### [WHAT YOU NEED TO DO]
Copy out the entries below precisely; nothing is to be omitted.

== SUPPLIED MATERIAL ==

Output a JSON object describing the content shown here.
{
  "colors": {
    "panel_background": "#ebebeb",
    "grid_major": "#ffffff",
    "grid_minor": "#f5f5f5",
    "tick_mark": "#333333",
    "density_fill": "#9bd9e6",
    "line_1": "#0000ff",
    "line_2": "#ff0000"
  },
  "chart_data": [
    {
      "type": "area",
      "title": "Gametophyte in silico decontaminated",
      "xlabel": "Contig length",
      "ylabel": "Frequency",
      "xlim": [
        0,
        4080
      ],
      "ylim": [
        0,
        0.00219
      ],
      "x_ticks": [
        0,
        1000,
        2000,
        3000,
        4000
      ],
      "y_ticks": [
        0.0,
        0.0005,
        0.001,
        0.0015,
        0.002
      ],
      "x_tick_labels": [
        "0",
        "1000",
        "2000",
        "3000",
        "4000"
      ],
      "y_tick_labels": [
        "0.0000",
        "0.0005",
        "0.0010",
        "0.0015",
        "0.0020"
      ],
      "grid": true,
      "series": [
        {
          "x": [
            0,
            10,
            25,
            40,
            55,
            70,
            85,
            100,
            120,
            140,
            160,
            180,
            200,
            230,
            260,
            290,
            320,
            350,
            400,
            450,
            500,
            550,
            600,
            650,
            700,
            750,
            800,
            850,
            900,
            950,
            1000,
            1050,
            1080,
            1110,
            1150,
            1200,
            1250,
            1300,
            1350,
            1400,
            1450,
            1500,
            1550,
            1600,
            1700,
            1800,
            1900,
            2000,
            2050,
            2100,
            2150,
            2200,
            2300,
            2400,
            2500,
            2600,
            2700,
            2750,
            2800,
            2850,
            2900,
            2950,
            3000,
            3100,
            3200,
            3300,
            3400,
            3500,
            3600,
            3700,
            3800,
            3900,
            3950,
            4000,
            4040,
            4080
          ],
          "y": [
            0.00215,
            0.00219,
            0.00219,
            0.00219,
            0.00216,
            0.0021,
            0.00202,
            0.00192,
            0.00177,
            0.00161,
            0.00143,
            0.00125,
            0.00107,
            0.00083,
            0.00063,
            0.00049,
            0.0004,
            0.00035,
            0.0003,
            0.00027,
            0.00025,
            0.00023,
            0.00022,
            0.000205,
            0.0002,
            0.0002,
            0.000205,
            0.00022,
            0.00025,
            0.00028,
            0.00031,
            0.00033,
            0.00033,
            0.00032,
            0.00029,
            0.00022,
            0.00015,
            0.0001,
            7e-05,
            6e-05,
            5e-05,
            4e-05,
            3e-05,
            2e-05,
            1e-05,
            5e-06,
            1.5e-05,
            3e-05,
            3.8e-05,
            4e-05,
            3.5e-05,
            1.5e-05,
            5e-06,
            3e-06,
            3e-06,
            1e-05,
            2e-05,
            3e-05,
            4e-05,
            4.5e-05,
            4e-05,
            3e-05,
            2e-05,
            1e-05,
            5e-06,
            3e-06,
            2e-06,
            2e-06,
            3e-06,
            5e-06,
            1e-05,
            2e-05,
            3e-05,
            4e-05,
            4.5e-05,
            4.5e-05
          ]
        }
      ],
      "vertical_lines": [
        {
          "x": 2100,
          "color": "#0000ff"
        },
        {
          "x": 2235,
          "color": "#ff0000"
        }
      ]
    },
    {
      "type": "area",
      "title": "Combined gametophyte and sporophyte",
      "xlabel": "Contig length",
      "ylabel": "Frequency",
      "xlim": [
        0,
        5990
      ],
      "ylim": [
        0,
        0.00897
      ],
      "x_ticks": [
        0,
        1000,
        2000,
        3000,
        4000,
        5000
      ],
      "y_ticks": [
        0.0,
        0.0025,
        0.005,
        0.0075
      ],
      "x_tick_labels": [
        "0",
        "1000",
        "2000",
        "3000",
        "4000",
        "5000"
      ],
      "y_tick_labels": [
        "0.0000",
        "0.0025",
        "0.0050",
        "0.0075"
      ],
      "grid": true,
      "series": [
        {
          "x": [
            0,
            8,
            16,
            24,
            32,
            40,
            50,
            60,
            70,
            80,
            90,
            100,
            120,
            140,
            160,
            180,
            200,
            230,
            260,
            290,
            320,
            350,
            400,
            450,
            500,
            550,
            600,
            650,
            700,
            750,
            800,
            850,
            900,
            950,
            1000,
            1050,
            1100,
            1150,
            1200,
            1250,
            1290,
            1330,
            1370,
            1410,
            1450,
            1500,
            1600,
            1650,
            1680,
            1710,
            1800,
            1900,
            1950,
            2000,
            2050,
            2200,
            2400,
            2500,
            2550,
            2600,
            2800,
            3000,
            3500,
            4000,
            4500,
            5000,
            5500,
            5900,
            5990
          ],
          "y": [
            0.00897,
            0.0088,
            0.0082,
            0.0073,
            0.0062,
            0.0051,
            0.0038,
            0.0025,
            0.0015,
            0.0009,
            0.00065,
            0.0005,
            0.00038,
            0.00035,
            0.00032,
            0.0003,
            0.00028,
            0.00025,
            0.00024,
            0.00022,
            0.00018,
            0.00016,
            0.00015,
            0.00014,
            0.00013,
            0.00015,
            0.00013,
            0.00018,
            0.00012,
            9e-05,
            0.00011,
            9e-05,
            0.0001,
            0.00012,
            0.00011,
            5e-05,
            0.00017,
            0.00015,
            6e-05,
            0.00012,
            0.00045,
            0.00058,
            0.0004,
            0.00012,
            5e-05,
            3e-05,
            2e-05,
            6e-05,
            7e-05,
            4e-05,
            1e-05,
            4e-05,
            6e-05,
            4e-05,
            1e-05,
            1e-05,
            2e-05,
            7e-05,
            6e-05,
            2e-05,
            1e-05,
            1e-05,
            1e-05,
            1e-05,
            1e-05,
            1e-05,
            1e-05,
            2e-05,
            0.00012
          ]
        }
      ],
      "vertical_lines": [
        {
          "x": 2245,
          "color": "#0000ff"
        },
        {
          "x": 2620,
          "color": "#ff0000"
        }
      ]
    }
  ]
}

===

### [REPLY TO THE EXERCISE]
Output a JSON object describing the content shown here.
{
  "colors": {
    "panel_background": "#ebebeb",
    "grid_major": "#ffffff",
    "grid_minor": "#f5f5f5",
    "tick_mark": "#333333",
    "density_fill": "#9bd9e6",
    "line_1": "#0000ff",
    "line_2": "#ff0000"
  },
  "chart_data": [
    {
      "type": "area",
      "title": "Gametophyte in silico decontaminated",
      "xlabel": "Contig length",
      "ylabel": "Frequency",
      "xlim": [
        0,
        4080
      ],
      "ylim": [
        0,
        0.00219
      ],
      "x_ticks": [
        0,
        1000,
        2000,
        3000,
        4000
      ],
      "y_ticks": [
        0.0,
        0.0005,
        0.001,
        0.0015,
        0.002
      ],
      "x_tick_labels": [
        "0",
        "1000",
        "2000",
        "3000",
        "4000"
      ],
      "y_tick_labels": [
        "0.0000",
        "0.0005",
        "0.0010",
        "0.0015",
        "0.0020"
      ],
      "grid": true,
      "series": [
        {
          "x": [
            0,
            10,
            25,
            40,
            55,
            70,
            85,
            100,
            120,
            140,
            160,
            180,
            200,
            230,
            260,
            290,
            320,
            350,
            400,
            450,
            500,
            550,
            600,
            650,
            700,
            750,
            800,
            850,
            900,
            950,
            1000,
            1050,
            1080,
            1110,
            1150,
            1200,
            1250,
            1300,
            1350,
            1400,
            1450,
            1500,
            1550,
            1600,
            1700,
            1800,
            1900,
            2000,
            2050,
            2100,
            2150,
            2200,
            2300,
            2400,
            2500,
            2600,
            2700,
            2750,
            2800,
            2850,
            2900,
            2950,
            3000,
            3100,
            3200,
            3300,
            3400,
            3500,
            3600,
            3700,
            3800,
            3900,
            3950,
            4000,
            4040,
            4080
          ],
          "y": [
            0.00215,
            0.00219,
            0.00219,
            0.00219,
            0.00216,
            0.0021,
            0.00202,
            0.00192,
            0.00177,
            0.00161,
            0.00143,
            0.00125,
            0.00107,
            0.00083,
            0.00063,
            0.00049,
            0.0004,
            0.00035,
            0.0003,
            0.00027,
            0.00025,
            0.00023,
            0.00022,
            0.000205,
            0.0002,
            0.0002,
            0.000205,
            0.00022,
            0.00025,
            0.00028,
            0.00031,
            0.00033,
            0.00033,
            0.00032,
            0.00029,
            0.00022,
            0.00015,
            0.0001,
            7e-05,
            6e-05,
            5e-05,
            4e-05,
            3e-05,
            2e-05,
            1e-05,
            5e-06,
            1.5e-05,
            3e-05,
            3.8e-05,
            4e-05,
            3.5e-05,
            1.5e-05,
            5e-06,
            3e-06,
            3e-06,
            1e-05,
            2e-05,
            3e-05,
            4e-05,
            4.5e-05,
            4e-05,
            3e-05,
            2e-05,
            1e-05,
            5e-06,
            3e-06,
            2e-06,
            2e-06,
            3e-06,
            5e-06,
            1e-05,
            2e-05,
            3e-05,
            4e-05,
            4.5e-05,
            4.5e-05
          ]
        }
      ],
      "vertical_lines": [
        {
          "x": 2100,
          "color": "#0000ff"
        },
        {
          "x": 2235,
          "color": "#ff0000"
        }
      ]
    },
    {
      "type": "area",
      "title": "Combined gametophyte and sporophyte",
      "xlabel": "Contig length",
      "ylabel": "Frequency",
      "xlim": [
        0,
        5990
      ],
      "ylim": [
        0,
        0.00897
      ],
      "x_ticks": [
        0,
        1000,
        2000,
        3000,
        4000,
        5000
      ],
      "y_ticks": [
        0.0,
        0.0025,
        0.005,
        0.0075
      ],
      "x_tick_labels": [
        "0",
        "1000",
        "2000",
        "3000",
        "4000",
        "5000"
      ],
      "y_tick_labels": [
        "0.0000",
        "0.0025",
        "0.0050",
        "0.0075"
      ],
      "grid": true,
      "series": [
        {
          "x": [
            0,
            8,
            16,
            24,
            32,
            40,
            50,
            60,
            70,
            80,
            90,
            100,
            120,
            140,
            160,
            180,
            200,
            230,
            260,
            290,
            320,
            350,
            400,
            450,
            500,
            550,
            600,
            650,
            700,
            750,
            800,
            850,
            900,
            950,
            1000,
            1050,
            1100,
            1150,
            1200,
            1250,
            1290,
            1330,
            1370,
            1410,
            1450,
            1500,
            1600,
            1650,
            1680,
            1710,
            1800,
            1900,
            1950,
            2000,
            2050,
            2200,
            2400,
            2500,
            2550,
            2600,
            2800,
            3000,
            3500,
            4000,
            4500,
            5000,
            5500,
            5900,
            5990
          ],
          "y": [
            0.00897,
            0.0088,
            0.0082,
            0.0073,
            0.0062,
            0.0051,
            0.0038,
            0.0025,
            0.0015,
            0.0009,
            0.00065,
            0.0005,
            0.00038,
            0.00035,
            0.00032,
            0.0003,
            0.00028,
            0.00025,
            0.00024,
            0.00022,
            0.00018,
            0.00016,
            0.00015,
            0.00014,
            0.00013,
            0.00015,
            0.00013,
            0.00018,
            0.00012,
            9e-05,
            0.00011,
            9e-05,
            0.0001,
            0.00012,
            0.00011,
            5e-05,
            0.00017,
            0.00015,
            6e-05,
            0.00012,
            0.00045,
            0.00058,
            0.0004,
            0.00012,
            5e-05,
            3e-05,
            2e-05,
            6e-05,
            7e-05,
            4e-05,
            1e-05,
            4e-05,
            6e-05,
            4e-05,
            1e-05,
            1e-05,
            2e-05,
            7e-05,
            6e-05,
            2e-05,
            1e-05,
            1e-05,
            1e-05,
            1e-05,
            1e-05,
            1e-05,
            1e-05,
            2e-05,
            0.00012
          ]
        }
      ],
      "vertical_lines": [
        {
          "x": 2245,
          "color": "#0000ff"
        },
        {
          "x": 2620,
          "color": "#ff0000"
        }
      ]
    }
  ]
}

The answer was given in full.